» **DESCRIPTION OF THE TASK**
Select from the data all lines with the word "образовательных".

» **DATA RECORDS**
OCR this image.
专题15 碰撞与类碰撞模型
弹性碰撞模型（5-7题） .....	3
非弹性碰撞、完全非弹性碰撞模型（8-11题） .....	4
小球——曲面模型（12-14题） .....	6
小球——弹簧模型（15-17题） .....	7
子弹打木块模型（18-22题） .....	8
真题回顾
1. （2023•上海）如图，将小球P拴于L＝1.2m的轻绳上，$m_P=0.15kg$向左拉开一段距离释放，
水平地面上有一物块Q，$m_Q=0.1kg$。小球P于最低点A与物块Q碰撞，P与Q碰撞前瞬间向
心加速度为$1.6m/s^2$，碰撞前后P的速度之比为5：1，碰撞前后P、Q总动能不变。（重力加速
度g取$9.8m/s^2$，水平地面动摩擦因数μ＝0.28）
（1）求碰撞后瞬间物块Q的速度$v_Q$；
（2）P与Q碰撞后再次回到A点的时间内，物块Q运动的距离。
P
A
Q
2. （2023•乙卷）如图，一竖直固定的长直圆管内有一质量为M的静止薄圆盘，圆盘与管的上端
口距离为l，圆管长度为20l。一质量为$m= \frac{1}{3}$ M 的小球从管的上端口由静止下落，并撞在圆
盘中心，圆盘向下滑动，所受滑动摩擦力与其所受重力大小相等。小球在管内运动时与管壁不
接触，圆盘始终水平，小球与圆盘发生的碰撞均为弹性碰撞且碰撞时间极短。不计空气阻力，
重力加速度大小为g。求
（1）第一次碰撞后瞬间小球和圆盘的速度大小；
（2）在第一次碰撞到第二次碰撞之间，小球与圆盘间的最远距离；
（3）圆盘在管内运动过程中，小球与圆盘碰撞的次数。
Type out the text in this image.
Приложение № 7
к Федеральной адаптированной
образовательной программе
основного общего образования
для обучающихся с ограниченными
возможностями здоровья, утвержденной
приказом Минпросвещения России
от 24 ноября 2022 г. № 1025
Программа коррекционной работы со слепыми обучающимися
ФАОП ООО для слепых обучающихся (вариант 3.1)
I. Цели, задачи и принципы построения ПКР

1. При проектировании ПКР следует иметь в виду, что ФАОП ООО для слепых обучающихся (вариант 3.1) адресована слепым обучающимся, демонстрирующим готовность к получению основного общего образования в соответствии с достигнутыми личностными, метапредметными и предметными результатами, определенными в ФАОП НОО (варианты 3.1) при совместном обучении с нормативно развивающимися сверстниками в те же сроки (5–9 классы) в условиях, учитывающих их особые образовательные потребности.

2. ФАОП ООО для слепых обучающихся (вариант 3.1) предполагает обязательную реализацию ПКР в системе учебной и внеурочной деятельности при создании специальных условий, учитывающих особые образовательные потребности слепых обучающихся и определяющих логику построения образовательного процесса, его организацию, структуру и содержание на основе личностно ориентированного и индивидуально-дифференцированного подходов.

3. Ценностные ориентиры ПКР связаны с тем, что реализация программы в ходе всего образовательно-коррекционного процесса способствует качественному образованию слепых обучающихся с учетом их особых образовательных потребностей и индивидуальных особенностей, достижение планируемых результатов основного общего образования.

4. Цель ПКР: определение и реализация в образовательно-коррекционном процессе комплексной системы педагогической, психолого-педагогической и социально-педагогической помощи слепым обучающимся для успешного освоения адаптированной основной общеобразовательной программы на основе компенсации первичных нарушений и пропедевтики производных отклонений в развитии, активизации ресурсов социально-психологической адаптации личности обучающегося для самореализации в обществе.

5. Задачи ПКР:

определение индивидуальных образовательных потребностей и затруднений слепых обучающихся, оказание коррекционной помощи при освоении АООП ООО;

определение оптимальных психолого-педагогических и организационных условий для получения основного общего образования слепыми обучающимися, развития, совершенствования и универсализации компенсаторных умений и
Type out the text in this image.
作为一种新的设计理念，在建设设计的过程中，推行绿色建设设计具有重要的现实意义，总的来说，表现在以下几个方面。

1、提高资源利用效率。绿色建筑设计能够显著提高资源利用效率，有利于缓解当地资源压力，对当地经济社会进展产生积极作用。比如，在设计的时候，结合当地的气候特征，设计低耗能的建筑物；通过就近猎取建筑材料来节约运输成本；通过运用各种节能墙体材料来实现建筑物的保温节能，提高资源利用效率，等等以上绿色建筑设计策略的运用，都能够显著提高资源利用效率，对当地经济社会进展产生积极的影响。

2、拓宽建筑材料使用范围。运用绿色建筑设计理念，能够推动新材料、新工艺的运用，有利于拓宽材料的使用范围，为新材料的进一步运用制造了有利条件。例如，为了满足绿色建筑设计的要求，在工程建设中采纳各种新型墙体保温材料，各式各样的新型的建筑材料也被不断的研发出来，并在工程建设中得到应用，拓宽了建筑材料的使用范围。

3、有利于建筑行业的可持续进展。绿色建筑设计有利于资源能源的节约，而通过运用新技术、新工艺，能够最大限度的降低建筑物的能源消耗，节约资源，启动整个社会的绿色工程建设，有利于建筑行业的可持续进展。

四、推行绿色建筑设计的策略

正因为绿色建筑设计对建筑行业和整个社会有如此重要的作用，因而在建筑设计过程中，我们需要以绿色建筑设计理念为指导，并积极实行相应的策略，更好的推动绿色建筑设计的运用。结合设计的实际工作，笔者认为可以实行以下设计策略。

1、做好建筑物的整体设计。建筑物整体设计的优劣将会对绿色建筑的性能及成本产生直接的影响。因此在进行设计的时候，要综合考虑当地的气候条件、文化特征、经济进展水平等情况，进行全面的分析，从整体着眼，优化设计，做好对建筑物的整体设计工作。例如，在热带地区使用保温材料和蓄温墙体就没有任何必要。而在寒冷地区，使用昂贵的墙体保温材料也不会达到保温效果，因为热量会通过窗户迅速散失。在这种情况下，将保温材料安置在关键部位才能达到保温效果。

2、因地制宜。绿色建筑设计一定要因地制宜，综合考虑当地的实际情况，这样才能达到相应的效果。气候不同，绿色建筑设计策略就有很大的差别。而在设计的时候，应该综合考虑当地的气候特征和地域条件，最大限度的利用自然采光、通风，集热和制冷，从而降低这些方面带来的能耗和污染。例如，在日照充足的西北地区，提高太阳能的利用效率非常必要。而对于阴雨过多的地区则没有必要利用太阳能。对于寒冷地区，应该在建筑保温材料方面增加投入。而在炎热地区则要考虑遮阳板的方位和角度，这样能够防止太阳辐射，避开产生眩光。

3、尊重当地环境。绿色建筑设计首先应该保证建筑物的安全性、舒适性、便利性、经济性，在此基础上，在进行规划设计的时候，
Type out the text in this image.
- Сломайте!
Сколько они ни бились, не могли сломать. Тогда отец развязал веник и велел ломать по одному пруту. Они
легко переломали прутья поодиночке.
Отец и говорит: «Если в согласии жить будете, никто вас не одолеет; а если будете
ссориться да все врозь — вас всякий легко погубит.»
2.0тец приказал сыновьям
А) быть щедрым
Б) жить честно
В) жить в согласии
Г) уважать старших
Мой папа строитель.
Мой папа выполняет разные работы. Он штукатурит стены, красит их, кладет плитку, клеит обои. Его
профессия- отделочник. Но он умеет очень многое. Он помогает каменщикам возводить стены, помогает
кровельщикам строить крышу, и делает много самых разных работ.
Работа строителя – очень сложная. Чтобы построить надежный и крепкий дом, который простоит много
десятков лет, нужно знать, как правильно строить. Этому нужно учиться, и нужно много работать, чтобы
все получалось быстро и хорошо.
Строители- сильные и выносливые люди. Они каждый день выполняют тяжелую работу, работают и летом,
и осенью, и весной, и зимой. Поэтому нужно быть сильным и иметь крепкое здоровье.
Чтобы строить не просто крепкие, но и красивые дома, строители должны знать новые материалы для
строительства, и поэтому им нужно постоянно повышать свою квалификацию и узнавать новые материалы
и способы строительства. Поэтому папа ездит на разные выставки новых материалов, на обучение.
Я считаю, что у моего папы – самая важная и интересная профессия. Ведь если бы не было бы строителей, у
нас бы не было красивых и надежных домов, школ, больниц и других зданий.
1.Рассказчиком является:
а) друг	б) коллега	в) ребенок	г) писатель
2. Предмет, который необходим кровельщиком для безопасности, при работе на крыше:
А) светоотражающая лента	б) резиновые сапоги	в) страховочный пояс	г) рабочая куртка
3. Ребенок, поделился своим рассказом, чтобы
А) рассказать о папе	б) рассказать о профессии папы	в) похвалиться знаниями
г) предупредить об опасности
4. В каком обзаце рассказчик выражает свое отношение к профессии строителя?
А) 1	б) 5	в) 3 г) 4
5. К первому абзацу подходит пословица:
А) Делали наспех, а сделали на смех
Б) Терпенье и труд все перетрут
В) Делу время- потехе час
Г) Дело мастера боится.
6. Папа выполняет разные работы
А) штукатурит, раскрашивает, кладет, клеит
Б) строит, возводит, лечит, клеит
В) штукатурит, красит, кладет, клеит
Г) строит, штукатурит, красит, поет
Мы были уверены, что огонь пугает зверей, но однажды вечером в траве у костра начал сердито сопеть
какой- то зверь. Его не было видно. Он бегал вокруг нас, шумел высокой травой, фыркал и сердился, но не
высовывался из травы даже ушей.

» **SOLVED PROBLEM**
3. Ценностные ориентиры ПКР связаны с тем, что реализация программы в ходе всего образовательно-коррекционного процесса способствует качественному образованию слепых обучающихся с учетом их особых образовательных потребностей и индивидуальных особенностей, достижение планируемых результатов основного общего образования.
определение индивидуальных образовательных потребностей и затруднений слепых обучающихся, оказание коррекционной помощи при освоении АООП ООО;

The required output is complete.